* begin *
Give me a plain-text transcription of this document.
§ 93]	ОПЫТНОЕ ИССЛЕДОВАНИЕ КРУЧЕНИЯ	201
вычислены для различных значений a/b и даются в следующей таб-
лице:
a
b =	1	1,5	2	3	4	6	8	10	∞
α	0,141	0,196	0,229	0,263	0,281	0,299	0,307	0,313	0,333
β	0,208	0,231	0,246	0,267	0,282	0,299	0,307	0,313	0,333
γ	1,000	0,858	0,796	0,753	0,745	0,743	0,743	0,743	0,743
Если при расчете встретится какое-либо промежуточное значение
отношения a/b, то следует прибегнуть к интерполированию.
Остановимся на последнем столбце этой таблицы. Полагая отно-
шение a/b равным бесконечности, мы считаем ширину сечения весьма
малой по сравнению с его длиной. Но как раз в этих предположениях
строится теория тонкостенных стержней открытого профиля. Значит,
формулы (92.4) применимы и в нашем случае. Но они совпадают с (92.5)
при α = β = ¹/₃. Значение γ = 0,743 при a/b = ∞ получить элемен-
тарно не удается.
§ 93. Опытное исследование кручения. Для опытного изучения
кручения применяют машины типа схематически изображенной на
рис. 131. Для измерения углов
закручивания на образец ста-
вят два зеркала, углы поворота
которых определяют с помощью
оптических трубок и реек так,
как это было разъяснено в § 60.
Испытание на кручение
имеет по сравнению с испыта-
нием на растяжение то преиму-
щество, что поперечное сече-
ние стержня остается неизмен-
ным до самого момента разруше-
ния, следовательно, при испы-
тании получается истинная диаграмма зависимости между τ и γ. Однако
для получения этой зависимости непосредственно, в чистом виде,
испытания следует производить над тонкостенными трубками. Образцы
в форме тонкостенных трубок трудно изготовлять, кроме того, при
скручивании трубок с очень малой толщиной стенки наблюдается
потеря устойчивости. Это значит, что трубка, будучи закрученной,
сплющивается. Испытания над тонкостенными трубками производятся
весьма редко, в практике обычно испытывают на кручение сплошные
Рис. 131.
* end *
EXERCISE:
Identify the lines that hold the word "кручение". Copy every one of them.

RESPONSE:
Испытание на кручение
весьма редко, в практике обычно испытывают на кручение сплошные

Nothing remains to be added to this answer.